---------- INFORMATION PROVIDED ----------

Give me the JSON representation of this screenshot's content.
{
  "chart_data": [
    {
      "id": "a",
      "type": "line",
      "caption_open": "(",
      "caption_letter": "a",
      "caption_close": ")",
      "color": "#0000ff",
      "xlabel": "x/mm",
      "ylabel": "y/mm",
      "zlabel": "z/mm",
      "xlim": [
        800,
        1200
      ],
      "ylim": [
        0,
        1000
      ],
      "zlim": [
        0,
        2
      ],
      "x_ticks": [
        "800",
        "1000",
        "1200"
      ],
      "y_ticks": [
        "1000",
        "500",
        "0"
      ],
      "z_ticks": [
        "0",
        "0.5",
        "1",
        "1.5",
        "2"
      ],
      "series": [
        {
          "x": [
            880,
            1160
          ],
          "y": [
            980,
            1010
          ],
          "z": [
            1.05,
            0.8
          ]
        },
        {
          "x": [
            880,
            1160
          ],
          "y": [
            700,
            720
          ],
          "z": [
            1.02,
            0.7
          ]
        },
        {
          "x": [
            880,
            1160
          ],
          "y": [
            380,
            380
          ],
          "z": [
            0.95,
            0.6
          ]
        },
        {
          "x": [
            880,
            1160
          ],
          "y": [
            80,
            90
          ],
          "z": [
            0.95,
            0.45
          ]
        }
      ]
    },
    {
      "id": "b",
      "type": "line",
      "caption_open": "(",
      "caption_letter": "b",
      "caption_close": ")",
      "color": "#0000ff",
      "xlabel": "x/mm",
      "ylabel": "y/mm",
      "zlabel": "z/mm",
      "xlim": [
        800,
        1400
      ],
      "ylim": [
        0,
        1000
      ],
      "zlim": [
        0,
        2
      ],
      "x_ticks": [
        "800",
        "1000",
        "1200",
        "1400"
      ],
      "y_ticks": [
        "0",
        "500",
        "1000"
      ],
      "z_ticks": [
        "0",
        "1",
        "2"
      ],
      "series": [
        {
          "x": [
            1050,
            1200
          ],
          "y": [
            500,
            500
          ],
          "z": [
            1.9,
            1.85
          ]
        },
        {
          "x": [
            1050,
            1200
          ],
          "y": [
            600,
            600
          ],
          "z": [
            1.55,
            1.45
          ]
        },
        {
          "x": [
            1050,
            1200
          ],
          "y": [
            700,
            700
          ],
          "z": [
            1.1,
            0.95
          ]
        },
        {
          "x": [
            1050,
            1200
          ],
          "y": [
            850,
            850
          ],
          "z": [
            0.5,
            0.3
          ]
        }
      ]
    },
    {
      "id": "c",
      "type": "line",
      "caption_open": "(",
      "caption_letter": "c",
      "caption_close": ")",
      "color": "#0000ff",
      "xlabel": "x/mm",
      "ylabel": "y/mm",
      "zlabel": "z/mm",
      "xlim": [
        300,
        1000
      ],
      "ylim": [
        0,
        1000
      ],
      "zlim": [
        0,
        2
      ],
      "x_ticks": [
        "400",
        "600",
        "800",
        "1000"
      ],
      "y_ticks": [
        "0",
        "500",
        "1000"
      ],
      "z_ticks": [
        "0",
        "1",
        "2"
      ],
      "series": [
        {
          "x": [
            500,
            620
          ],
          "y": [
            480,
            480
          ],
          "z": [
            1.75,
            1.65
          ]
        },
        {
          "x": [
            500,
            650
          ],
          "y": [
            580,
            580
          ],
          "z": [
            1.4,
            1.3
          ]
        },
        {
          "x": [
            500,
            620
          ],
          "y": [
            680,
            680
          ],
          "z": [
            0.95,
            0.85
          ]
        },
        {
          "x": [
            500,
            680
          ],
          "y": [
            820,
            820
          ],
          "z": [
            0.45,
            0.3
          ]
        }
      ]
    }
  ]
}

----------

**AIM OF THE EXERCISE:**
Once more, set down the full listing, verbatim.

**ANSWER TO THIS PROBLEM:**
Give me the JSON representation of this screenshot's content.
{
  "chart_data": [
    {
      "id": "a",
      "type": "line",
      "caption_open": "(",
      "caption_letter": "a",
      "caption_close": ")",
      "color": "#0000ff",
      "xlabel": "x/mm",
      "ylabel": "y/mm",
      "zlabel": "z/mm",
      "xlim": [
        800,
        1200
      ],
      "ylim": [
        0,
        1000
      ],
      "zlim": [
        0,
        2
      ],
      "x_ticks": [
        "800",
        "1000",
        "1200"
      ],
      "y_ticks": [
        "1000",
        "500",
        "0"
      ],
      "z_ticks": [
        "0",
        "0.5",
        "1",
        "1.5",
        "2"
      ],
      "series": [
        {
          "x": [
            880,
            1160
          ],
          "y": [
            980,
            1010
          ],
          "z": [
            1.05,
            0.8
          ]
        },
        {
          "x": [
            880,
            1160
          ],
          "y": [
            700,
            720
          ],
          "z": [
            1.02,
            0.7
          ]
        },
        {
          "x": [
            880,
            1160
          ],
          "y": [
            380,
            380
          ],
          "z": [
            0.95,
            0.6
          ]
        },
        {
          "x": [
            880,
            1160
          ],
          "y": [
            80,
            90
          ],
          "z": [
            0.95,
            0.45
          ]
        }
      ]
    },
    {
      "id": "b",
      "type": "line",
      "caption_open": "(",
      "caption_letter": "b",
      "caption_close": ")",
      "color": "#0000ff",
      "xlabel": "x/mm",
      "ylabel": "y/mm",
      "zlabel": "z/mm",
      "xlim": [
        800,
        1400
      ],
      "ylim": [
        0,
        1000
      ],
      "zlim": [
        0,
        2
      ],
      "x_ticks": [
        "800",
        "1000",
        "1200",
        "1400"
      ],
      "y_ticks": [
        "0",
        "500",
        "1000"
      ],
      "z_ticks": [
        "0",
        "1",
        "2"
      ],
      "series": [
        {
          "x": [
            1050,
            1200
          ],
          "y": [
            500,
            500
          ],
          "z": [
            1.9,
            1.85
          ]
        },
        {
          "x": [
            1050,
            1200
          ],
          "y": [
            600,
            600
          ],
          "z": [
            1.55,
            1.45
          ]
        },
        {
          "x": [
            1050,
            1200
          ],
          "y": [
            700,
            700
          ],
          "z": [
            1.1,
            0.95
          ]
        },
        {
          "x": [
            1050,
            1200
          ],
          "y": [
            850,
            850
          ],
          "z": [
            0.5,
            0.3
          ]
        }
      ]
    },
    {
      "id": "c",
      "type": "line",
      "caption_open": "(",
      "caption_letter": "c",
      "caption_close": ")",
      "color": "#0000ff",
      "xlabel": "x/mm",
      "ylabel": "y/mm",
      "zlabel": "z/mm",
      "xlim": [
        300,
        1000
      ],
      "ylim": [
        0,
        1000
      ],
      "zlim": [
        0,
        2
      ],
      "x_ticks": [
        "400",
        "600",
        "800",
        "1000"
      ],
      "y_ticks": [
        "0",
        "500",
        "1000"
      ],
      "z_ticks": [
        "0",
        "1",
        "2"
      ],
      "series": [
        {
          "x": [
            500,
            620
          ],
          "y": [
            480,
            480
          ],
          "z": [
            1.75,
            1.65
          ]
        },
        {
          "x": [
            500,
            650
          ],
          "y": [
            580,
            580
          ],
          "z": [
            1.4,
            1.3
          ]
        },
        {
          "x": [
            500,
            620
          ],
          "y": [
            680,
            680
          ],
          "z": [
            0.95,
            0.85
          ]
        },
        {
          "x": [
            500,
            680
          ],
          "y": [
            820,
            820
          ],
          "z": [
            0.45,
            0.3
          ]
        }
      ]
    }
  ]
}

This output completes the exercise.